**Short exercise:** Return each line holding the string "employees".

**Stored rows:**

•••••

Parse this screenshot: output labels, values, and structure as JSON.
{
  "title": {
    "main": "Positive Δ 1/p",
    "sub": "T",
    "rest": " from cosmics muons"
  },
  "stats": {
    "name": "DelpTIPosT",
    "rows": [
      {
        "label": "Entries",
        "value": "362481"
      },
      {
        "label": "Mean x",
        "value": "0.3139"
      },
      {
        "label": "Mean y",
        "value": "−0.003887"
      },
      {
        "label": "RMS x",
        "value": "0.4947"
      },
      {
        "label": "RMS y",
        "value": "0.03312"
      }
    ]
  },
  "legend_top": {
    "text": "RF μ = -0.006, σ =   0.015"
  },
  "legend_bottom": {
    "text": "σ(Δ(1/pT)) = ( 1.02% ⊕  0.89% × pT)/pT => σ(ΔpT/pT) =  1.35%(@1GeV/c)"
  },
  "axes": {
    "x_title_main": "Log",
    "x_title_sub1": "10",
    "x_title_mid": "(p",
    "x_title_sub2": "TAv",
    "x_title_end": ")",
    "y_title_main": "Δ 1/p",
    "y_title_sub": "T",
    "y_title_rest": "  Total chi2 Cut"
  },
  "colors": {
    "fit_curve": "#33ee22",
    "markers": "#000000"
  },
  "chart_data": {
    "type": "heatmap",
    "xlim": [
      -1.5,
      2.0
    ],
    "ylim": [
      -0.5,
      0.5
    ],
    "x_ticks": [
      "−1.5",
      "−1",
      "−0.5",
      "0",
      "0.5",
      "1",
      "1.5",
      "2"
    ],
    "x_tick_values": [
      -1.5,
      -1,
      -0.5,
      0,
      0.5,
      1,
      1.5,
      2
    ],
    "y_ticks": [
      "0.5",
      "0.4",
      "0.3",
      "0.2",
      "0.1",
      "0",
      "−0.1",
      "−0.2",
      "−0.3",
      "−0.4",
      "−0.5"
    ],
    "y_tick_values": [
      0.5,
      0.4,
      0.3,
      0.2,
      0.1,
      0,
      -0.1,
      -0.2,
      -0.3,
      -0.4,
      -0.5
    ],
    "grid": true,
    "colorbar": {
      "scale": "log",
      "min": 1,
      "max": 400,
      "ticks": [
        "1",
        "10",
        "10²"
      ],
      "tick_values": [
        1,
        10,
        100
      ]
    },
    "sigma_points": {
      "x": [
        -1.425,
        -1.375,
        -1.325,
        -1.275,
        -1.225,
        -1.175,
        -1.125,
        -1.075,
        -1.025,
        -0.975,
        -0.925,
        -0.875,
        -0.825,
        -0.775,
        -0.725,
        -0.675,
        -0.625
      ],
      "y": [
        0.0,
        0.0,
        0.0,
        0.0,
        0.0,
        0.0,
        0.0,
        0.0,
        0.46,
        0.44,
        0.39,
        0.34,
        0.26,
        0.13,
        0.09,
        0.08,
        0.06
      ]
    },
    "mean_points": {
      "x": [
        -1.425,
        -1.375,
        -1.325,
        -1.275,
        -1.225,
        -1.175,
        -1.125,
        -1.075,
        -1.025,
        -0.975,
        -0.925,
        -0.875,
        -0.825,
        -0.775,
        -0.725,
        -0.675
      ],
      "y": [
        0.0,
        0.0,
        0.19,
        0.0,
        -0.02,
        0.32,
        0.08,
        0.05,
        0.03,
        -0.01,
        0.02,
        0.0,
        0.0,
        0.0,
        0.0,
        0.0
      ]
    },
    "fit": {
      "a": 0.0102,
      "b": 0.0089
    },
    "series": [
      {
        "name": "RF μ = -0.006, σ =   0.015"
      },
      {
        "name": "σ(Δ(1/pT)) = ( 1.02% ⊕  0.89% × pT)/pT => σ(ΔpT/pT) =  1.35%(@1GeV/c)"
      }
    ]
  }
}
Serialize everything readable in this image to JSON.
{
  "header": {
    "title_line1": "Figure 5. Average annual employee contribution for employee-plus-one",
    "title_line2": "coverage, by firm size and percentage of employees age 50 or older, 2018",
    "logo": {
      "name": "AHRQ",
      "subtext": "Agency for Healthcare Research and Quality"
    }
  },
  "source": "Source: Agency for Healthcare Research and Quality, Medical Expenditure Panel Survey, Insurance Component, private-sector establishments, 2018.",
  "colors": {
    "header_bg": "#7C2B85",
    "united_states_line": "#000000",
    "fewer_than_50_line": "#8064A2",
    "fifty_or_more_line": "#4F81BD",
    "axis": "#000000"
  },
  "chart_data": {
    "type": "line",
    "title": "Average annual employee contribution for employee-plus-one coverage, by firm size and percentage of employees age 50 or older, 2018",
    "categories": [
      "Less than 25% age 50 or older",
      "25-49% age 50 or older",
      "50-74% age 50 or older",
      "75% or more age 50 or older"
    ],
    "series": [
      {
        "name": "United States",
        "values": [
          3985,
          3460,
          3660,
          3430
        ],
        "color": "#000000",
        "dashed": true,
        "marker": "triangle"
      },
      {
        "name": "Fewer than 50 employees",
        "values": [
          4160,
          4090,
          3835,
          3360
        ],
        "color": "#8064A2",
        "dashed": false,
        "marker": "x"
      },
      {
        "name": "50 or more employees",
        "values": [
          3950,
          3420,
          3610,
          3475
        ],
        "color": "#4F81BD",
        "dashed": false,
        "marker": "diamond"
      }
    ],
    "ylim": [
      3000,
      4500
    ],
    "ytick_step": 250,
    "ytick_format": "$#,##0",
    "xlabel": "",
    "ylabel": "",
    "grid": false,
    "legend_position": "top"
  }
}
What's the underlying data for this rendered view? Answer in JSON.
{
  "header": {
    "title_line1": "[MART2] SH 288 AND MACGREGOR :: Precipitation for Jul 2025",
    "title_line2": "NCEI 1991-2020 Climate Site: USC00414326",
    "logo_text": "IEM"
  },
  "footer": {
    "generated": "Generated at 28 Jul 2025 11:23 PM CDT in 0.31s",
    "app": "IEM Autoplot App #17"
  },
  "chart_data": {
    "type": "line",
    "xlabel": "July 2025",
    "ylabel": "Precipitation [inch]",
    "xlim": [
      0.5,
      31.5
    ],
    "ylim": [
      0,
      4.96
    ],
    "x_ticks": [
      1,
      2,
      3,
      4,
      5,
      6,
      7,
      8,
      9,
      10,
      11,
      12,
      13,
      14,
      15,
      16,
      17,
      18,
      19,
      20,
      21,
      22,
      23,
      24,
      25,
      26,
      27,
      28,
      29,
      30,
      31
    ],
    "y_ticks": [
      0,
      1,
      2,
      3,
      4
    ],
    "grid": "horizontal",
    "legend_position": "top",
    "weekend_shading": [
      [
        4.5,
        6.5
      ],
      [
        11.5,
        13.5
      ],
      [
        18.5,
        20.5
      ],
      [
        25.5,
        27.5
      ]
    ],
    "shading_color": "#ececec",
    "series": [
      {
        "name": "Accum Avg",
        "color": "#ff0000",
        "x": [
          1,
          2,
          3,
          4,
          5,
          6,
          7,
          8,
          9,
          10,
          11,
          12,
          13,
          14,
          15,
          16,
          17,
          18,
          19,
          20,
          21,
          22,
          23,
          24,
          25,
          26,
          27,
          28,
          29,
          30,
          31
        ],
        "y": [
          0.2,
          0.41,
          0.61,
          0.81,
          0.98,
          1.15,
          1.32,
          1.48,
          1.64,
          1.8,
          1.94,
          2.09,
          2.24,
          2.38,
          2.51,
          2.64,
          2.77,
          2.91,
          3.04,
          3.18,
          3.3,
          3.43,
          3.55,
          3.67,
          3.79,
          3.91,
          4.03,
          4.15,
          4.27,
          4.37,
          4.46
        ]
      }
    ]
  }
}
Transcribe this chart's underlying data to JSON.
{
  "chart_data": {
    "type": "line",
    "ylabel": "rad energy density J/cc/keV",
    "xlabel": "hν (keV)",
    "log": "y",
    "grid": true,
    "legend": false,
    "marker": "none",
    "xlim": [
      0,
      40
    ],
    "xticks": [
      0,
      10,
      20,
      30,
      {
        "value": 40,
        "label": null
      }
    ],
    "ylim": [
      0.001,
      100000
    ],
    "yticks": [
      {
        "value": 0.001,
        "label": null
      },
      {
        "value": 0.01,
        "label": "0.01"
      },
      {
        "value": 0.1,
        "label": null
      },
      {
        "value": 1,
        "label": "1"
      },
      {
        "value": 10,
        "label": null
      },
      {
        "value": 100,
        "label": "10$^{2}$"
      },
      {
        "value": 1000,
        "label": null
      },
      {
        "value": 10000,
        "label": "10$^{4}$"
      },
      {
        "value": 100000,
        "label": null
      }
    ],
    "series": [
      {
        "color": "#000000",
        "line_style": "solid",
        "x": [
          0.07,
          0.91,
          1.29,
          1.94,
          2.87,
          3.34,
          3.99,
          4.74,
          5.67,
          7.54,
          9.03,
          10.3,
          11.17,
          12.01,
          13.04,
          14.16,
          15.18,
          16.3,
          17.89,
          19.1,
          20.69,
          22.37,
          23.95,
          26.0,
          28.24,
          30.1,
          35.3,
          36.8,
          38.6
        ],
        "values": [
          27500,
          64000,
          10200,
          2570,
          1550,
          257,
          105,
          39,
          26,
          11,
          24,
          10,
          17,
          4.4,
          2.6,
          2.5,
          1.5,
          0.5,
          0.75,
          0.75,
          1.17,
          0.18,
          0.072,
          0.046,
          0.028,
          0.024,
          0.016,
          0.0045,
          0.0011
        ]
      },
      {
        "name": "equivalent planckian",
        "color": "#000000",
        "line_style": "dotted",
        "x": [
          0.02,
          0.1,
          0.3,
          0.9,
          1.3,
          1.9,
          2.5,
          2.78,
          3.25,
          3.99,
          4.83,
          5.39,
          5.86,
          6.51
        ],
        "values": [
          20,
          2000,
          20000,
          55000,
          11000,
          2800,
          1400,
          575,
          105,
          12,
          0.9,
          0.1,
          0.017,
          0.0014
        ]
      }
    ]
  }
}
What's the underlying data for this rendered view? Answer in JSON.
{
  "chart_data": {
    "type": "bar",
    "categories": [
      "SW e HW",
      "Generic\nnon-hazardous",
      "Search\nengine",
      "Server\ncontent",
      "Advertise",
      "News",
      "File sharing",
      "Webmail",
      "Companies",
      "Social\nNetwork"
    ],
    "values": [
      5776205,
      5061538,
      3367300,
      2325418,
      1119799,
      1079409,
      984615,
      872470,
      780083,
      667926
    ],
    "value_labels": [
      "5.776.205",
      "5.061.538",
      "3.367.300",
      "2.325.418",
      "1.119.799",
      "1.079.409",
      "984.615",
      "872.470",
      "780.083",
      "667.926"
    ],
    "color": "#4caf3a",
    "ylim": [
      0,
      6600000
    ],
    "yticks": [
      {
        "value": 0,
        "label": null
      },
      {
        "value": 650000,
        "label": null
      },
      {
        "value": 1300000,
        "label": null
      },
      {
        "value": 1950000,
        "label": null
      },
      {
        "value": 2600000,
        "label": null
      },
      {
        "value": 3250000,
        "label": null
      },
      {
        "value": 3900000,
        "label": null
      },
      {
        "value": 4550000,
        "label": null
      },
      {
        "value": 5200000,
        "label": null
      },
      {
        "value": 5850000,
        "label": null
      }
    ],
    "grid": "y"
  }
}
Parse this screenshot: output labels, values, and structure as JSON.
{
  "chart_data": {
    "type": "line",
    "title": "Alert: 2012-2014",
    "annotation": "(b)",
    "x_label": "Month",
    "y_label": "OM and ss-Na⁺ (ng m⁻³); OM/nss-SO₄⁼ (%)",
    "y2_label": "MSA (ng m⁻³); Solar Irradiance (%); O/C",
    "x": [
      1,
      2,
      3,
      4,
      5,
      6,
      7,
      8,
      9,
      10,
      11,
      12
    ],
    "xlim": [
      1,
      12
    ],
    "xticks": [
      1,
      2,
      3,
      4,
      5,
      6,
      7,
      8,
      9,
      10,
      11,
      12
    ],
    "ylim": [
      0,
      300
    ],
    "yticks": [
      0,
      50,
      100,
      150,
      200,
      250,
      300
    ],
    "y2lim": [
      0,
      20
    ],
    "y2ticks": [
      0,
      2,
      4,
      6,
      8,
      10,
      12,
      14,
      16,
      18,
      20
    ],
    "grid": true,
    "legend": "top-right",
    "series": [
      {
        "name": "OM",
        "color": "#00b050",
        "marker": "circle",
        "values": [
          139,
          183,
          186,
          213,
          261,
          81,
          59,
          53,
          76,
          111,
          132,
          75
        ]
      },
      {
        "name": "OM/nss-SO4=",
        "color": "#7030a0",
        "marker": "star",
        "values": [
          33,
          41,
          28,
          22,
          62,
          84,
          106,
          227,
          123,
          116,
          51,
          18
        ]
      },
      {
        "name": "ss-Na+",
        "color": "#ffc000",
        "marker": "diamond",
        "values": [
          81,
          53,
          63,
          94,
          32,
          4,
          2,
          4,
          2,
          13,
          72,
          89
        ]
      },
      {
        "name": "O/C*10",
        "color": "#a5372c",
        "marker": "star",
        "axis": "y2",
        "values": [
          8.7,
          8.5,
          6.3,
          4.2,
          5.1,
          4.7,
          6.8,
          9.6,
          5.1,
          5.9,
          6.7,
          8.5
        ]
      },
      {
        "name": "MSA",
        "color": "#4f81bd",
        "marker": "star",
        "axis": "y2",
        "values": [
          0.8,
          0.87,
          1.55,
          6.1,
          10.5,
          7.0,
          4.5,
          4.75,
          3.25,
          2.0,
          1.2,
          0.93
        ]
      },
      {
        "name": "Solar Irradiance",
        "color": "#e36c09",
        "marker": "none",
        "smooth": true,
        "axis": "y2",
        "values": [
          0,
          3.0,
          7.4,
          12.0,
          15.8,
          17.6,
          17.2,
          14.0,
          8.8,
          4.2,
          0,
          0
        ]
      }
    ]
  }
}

•••••

**Solution to this exercise:**
    "title_line2": "coverage, by firm size and percentage of employees age 50 or older, 2018",
    "title": "Average annual employee contribution for employee-plus-one coverage, by firm size and percentage of employees age 50 or older, 2018",
        "name": "Fewer than 50 employees",
        "name": "50 or more employees",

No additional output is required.